[What you need to do]
Reading the listing below, count the lines that contain the word "text" and give that count alone.
═════ Records for the task ═════
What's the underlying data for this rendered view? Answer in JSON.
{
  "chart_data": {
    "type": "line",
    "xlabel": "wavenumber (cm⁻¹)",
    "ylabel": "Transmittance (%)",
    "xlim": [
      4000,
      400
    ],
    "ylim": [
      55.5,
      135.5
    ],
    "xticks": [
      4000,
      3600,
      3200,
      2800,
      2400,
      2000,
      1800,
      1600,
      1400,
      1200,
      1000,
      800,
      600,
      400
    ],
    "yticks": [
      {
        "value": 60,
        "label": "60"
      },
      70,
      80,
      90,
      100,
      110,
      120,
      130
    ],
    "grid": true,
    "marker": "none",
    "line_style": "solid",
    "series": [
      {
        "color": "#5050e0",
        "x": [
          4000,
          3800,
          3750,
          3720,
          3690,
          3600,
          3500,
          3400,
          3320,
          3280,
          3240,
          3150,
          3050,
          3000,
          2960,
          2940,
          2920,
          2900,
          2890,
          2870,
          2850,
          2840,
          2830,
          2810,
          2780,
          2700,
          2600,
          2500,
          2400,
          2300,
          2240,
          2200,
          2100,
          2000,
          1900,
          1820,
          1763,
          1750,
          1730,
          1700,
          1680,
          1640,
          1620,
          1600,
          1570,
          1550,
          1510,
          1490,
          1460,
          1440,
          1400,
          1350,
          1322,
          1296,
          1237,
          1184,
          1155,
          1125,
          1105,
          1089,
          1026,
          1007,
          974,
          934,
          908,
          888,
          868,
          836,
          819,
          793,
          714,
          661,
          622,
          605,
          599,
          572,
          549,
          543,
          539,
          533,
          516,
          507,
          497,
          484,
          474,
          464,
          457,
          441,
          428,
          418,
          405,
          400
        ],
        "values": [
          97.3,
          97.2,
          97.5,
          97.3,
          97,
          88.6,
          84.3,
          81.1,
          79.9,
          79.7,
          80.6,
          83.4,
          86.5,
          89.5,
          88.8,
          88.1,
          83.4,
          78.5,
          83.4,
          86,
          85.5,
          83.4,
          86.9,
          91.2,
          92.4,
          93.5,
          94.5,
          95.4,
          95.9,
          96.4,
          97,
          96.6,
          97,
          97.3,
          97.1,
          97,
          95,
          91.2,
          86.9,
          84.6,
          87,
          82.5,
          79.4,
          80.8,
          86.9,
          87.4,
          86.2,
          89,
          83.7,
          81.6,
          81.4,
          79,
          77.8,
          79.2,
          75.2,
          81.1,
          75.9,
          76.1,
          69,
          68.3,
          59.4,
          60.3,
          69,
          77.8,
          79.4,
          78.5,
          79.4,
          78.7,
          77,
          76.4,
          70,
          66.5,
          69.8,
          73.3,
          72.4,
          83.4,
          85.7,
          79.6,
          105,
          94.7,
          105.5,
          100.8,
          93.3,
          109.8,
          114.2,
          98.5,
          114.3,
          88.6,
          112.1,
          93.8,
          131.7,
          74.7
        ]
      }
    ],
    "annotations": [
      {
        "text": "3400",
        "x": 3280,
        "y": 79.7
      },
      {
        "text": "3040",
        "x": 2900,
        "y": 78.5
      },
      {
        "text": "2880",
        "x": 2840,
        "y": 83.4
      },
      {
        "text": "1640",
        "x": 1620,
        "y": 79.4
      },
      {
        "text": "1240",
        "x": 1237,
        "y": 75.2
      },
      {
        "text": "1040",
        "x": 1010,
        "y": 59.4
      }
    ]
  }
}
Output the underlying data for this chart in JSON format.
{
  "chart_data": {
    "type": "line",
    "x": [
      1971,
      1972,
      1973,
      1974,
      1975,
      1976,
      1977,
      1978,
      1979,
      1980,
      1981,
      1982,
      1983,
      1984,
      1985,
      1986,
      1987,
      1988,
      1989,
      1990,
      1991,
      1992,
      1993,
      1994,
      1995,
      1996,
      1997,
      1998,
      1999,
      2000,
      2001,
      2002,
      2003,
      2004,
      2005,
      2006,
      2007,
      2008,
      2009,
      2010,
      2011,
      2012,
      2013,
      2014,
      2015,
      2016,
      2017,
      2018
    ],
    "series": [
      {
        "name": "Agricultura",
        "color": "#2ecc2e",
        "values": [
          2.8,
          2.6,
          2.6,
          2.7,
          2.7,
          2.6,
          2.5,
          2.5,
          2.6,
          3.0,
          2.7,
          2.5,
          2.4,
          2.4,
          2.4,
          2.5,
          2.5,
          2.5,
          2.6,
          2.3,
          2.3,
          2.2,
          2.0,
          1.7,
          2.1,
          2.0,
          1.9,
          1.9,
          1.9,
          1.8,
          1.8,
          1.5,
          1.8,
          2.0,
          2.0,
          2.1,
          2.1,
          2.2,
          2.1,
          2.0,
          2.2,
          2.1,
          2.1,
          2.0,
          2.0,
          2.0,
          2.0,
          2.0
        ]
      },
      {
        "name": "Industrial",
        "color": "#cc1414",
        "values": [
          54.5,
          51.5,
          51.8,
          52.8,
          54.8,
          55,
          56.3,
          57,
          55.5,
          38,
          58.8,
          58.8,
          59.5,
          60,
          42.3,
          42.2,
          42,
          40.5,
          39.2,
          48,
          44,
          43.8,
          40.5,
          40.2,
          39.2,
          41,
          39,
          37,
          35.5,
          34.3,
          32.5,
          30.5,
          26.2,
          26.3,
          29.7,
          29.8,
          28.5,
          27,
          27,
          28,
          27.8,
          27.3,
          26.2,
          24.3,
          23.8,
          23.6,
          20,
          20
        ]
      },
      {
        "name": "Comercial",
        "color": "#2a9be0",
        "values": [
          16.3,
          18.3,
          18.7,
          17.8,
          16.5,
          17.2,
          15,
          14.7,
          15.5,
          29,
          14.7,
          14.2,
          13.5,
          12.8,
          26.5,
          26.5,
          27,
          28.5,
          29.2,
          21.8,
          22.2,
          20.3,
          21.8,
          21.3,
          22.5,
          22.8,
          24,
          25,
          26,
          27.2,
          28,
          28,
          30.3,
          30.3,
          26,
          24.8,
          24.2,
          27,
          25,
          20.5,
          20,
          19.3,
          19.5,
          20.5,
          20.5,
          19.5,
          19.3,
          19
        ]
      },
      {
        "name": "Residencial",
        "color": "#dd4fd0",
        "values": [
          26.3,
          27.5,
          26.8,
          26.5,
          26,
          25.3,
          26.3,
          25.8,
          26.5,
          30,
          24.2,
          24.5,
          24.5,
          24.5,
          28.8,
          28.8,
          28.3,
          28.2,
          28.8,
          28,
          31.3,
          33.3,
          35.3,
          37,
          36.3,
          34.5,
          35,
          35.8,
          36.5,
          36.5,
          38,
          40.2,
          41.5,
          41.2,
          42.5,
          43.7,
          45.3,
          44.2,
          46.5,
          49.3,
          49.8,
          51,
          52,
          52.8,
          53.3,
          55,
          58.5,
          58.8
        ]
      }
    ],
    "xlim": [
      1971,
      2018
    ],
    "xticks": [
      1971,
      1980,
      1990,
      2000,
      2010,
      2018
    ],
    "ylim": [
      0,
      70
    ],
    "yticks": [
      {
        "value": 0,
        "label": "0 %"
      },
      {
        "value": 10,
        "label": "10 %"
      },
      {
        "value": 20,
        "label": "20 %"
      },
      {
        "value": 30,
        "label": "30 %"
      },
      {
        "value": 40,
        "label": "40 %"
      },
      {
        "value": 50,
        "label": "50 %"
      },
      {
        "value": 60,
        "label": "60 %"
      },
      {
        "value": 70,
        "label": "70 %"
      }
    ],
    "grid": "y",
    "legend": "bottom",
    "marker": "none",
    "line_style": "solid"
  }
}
═════
[Task response]
6